Stored entries
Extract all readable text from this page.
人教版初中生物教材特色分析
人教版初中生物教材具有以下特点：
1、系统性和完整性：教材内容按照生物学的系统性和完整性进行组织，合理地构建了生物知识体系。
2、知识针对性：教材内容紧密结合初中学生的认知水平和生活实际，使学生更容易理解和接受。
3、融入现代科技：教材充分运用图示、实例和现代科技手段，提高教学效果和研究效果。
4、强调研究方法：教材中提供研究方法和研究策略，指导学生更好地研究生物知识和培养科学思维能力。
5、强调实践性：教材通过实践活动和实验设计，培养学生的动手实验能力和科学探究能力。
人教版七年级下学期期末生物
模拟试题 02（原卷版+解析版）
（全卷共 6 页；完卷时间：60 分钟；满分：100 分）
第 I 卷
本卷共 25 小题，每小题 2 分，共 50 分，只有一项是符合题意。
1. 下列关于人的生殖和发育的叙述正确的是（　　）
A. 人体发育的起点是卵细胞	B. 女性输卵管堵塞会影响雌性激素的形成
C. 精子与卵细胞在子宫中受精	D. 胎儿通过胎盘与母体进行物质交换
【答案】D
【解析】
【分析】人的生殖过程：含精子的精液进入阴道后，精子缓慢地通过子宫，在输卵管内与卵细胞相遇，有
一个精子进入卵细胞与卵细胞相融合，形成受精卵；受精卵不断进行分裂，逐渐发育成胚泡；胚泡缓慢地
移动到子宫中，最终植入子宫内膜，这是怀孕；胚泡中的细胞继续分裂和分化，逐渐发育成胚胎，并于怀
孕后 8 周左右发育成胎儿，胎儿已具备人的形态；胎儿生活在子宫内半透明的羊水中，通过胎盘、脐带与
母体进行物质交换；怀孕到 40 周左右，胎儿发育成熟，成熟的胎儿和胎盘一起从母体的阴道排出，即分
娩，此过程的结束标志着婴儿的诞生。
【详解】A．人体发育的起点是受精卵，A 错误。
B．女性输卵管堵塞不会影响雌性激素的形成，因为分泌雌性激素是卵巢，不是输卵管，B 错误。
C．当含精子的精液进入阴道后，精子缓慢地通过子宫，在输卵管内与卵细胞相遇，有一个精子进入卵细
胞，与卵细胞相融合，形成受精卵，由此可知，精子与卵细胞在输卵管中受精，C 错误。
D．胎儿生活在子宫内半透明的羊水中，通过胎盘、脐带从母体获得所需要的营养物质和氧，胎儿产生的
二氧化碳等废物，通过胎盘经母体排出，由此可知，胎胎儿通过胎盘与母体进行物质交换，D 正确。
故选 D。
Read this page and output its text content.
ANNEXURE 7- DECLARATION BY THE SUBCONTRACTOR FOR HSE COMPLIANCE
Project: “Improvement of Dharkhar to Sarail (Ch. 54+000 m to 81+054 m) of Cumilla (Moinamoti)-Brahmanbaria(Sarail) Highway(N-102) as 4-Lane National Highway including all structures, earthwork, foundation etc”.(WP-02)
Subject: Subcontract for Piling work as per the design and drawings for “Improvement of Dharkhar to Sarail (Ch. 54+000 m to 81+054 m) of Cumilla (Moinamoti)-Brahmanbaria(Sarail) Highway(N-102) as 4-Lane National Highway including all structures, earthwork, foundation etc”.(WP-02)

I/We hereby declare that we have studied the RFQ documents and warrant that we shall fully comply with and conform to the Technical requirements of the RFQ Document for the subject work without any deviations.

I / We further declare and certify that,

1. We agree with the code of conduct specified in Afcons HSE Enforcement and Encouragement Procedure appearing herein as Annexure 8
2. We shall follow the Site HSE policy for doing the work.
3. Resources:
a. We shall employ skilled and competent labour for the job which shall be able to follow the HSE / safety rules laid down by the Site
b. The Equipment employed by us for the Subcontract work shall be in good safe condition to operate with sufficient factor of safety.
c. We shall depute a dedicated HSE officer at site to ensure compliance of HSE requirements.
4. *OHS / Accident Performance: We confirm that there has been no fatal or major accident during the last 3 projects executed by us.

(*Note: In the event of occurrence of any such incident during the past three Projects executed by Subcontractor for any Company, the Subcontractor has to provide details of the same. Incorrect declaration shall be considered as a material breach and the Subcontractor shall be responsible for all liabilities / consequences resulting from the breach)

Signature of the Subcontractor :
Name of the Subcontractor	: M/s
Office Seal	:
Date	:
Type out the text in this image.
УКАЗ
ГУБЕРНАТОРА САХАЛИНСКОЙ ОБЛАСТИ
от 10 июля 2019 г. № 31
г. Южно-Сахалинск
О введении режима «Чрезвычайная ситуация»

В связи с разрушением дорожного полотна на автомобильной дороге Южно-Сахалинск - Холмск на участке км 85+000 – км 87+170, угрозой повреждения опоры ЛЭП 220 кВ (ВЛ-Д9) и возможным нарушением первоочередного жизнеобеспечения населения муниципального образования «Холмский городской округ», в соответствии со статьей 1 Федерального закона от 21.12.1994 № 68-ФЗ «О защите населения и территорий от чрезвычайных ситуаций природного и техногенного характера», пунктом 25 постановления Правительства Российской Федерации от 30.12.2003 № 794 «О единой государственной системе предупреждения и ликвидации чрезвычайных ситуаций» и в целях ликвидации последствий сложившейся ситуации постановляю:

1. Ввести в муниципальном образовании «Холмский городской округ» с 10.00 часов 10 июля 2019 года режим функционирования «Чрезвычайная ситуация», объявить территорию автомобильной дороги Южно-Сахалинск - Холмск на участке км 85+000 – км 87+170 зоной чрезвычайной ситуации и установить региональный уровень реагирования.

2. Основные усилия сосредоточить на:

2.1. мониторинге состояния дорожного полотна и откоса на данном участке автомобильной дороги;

• Instruction: Locate all lines that include the word "safety" and copy them out.

• Finished answer:
a. We shall employ skilled and competent labour for the job which shall be able to follow the HSE / safety rules laid down by the Site
b. The Equipment employed by us for the Subcontract work shall be in good safe condition to operate with sufficient factor of safety.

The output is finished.